# [Requests]
1: In one to three sentences, explain why the ML fundamentals article says supervised learning trains a model on labeled data.
2: Output everything in the ML fundamentals article from "Unsupervised machine learning" down to "between various data.".

# [Text shown]
ML Models: Understanding the Fundamentals

Machine learning models can be trained to recognize patterns in datasets. By utilizing algorithms, they can learn to make decisions based on these patterns.

Introduction

Machine learning (ML) is a process by which computer programs learn to recognize patterns and behaviors in data. The goal of machine learning is to build computer models that can make predictions on new data or novel information. These models can then be used to automate repetitive tasks and make basic (and increasingly complex) decisions without human intervention.

To teach a computer program to build a model, we first need to design an algorithm, which is a finite sequence of well-defined instructions that solves a specific problem, such as calculating the probability of an event occurring or classifying an object. We then feed that algorithm a steady diet of data to ingest and process, so it can develop a catalog of examples (a model) to compare to any future inputs it receives. Generally, the more well-fed the model the better its performance will be, though good data sources are often hard to find.  

In this post, we’ll explore the fundamentals of machine learning, the various forms of models of the physical world that can be developed through this process, as well as the expanding list of human tasks that can be tackled using these trained machines. Finally, we’ll show you how some newer machine learning models are designed to generate new, synthetic data that can be used for training other ML models.

What are ML Models?

While the concept of training machines is a bit abstract, ML model applications are everywhere in our daily lives. From your smartphone making text suggestions when messaging a friend, to Uber adjusting arrival times to destinations based on dynamic traffic patterns, and Netflix recommending your next show to watch – each of these tasks is executed using ML models that have created mathematical representations of their real-world processes. 

ML models are a great tool to help predict future events. There are an increasing number of real-world tasks, decisions, and objects that can be represented mathematically as repeatable, step-by-step processes or pixel-by-pixel images, and then converted into code that a machine can act on. A model trained on historic data can discover past patterns that then inform inferences or predictions about what may happen next.

The Basic ML Model Architectures

Each machine learning algorithm settles into one of the following basic model categories, based on how it's designed and what type of data it's trained on:

  • Supervised Learning
  • Unsupervised Learning
  • Self-Supervised Learning
  • Reinforcement Learning

Let’s briefly discuss each.  

Supervised Learning

Supervised learning is a type of machine learning algorithm that learns from data with known outcomes. In supervised learning, your model is trained on labeled data, which means that each input in the dataset has been assigned a specific label or outcome as its output. This gives the algorithm a benchmark to aim for in its predictions and improve its accuracy as it learns. Over time, the goal or function of the algorithm is to adjust its error rate to map more closely to a generalizable desired result. There are two main types of supervised learning models: regression models and classification models.

Unsupervised Learning

Unsupervised machine learning algorithms are a great tool for learning hidden patterns in data. Here, you are not providing predefined classes for the model to sort data by, so the model will group the unlabeled data inputs into various clusters of derived values or features that it deems measurable, informative, and non-redundant. The model will then classify these values on its own. This unguided, free-association process enables the discovery of novel patterns that a supervised learning model would not otherwise be looking for or find. 

Unsupervised learning models are used to perform three broad tasks:

  • Clustering — finds the natural groupings for all data. 
  • Association — finds the dependencies or interesting relationships between various data. 
  • Dimensionality reduction — finds the intrinsic components that represent certain data.

# [Material supplied]
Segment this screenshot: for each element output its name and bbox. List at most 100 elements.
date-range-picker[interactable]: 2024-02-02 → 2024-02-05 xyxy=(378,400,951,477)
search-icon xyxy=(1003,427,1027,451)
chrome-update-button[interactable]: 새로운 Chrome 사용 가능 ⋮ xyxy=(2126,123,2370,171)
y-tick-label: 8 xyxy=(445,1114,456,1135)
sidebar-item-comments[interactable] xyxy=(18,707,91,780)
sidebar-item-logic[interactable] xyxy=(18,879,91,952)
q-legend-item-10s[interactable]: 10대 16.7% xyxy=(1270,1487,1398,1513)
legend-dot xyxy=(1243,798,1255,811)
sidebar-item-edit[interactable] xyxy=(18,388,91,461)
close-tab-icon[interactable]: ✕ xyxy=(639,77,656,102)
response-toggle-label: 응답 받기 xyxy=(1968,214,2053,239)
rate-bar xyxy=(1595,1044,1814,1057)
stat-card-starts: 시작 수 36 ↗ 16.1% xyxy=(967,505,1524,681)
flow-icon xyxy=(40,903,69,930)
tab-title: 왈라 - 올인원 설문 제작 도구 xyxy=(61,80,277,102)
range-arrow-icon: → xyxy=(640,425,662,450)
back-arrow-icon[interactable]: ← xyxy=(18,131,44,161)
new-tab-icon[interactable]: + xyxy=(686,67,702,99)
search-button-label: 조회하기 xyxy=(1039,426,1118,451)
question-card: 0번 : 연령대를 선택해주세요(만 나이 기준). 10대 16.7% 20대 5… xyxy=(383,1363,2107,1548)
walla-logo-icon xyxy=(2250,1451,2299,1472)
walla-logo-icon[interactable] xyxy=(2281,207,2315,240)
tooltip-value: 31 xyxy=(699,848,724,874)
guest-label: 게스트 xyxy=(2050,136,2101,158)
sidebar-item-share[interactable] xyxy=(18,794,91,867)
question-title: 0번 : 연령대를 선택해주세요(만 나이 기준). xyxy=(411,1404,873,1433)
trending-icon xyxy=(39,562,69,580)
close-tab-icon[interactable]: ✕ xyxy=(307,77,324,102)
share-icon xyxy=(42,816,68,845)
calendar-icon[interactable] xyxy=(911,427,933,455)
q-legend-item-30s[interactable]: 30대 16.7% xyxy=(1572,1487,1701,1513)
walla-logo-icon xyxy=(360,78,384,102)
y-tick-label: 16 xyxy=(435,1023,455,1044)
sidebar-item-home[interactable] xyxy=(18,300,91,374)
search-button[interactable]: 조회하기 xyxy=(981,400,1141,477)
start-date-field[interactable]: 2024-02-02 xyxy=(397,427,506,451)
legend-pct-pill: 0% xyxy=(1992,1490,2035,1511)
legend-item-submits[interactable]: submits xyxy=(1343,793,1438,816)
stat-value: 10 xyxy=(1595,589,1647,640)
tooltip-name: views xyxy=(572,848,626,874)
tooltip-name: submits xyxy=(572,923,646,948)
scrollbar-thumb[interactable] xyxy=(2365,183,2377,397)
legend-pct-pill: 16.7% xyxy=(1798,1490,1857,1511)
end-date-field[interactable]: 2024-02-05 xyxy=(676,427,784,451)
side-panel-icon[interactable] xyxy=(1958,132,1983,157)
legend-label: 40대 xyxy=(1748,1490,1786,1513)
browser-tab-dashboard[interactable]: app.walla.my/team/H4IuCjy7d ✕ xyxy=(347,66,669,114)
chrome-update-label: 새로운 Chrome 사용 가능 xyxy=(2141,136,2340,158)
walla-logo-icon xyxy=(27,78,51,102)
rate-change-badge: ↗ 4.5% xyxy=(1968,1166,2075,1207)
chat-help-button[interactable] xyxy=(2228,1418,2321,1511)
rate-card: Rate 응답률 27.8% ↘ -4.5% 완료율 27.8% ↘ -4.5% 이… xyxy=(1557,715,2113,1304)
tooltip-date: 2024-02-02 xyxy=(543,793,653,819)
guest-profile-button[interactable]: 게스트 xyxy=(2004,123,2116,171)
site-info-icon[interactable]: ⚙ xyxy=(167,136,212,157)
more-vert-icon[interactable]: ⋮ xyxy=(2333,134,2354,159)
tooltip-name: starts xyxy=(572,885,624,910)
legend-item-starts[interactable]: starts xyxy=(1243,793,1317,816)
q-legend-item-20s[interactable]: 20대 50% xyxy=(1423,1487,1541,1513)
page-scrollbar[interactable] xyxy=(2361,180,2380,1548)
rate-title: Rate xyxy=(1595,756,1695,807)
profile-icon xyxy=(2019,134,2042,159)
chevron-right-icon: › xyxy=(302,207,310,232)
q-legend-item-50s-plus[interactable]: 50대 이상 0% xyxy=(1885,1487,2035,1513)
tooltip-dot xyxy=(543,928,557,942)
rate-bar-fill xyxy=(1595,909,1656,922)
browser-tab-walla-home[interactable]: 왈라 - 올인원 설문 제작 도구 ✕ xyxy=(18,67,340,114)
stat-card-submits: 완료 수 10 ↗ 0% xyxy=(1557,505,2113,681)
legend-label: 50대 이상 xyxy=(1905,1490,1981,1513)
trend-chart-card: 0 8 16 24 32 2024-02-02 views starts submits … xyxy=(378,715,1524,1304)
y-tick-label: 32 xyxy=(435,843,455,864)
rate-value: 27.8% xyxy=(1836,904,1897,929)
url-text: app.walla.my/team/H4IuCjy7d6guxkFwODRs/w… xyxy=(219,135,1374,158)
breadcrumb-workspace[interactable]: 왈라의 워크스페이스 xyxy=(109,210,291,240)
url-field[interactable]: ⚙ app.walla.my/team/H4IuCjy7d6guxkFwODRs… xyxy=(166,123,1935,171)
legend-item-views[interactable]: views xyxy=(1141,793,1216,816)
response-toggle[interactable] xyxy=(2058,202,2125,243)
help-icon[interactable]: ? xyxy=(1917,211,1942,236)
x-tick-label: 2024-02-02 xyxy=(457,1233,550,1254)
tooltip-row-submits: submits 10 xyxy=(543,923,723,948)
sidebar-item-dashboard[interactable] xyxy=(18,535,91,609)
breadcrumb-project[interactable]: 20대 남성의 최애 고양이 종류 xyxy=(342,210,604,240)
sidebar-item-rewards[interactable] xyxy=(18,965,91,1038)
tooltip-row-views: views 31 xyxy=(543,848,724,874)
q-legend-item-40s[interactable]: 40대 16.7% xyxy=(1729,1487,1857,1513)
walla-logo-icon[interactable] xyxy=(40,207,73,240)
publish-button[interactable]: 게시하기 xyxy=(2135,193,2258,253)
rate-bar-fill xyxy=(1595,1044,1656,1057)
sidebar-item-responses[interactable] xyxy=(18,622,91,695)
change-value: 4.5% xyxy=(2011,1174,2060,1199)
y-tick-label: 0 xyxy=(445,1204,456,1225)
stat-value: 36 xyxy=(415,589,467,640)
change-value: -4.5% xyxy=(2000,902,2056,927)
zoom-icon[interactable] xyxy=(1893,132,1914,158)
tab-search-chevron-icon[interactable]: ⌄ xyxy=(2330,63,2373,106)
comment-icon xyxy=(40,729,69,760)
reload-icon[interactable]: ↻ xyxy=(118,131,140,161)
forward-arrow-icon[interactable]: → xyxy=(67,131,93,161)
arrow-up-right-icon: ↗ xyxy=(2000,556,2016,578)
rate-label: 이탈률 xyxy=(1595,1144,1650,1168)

# [Answer list]
1: Labeled data assigns each input a specific label or outcome as its output. This gives the algorithm a benchmark to aim for in its predictions, so it can improve its accuracy as it learns.

2:
Unsupervised machine learning algorithms are a great tool for learning hidden patterns in data. Here, you are not providing predefined classes for the model to sort data by, so the model will group the unlabeled data inputs into various clusters of derived values or features that it deems measurable, informative, and non-redundant. The model will then classify these values on its own. This unguided, free-association process enables the discovery of novel patterns that a supervised learning model would not otherwise be looking for or find. 

Unsupervised learning models are used to perform three broad tasks:

  • Clustering — finds the natural groupings for all data. 
  • Association — finds the dependencies or interesting relationships between various data.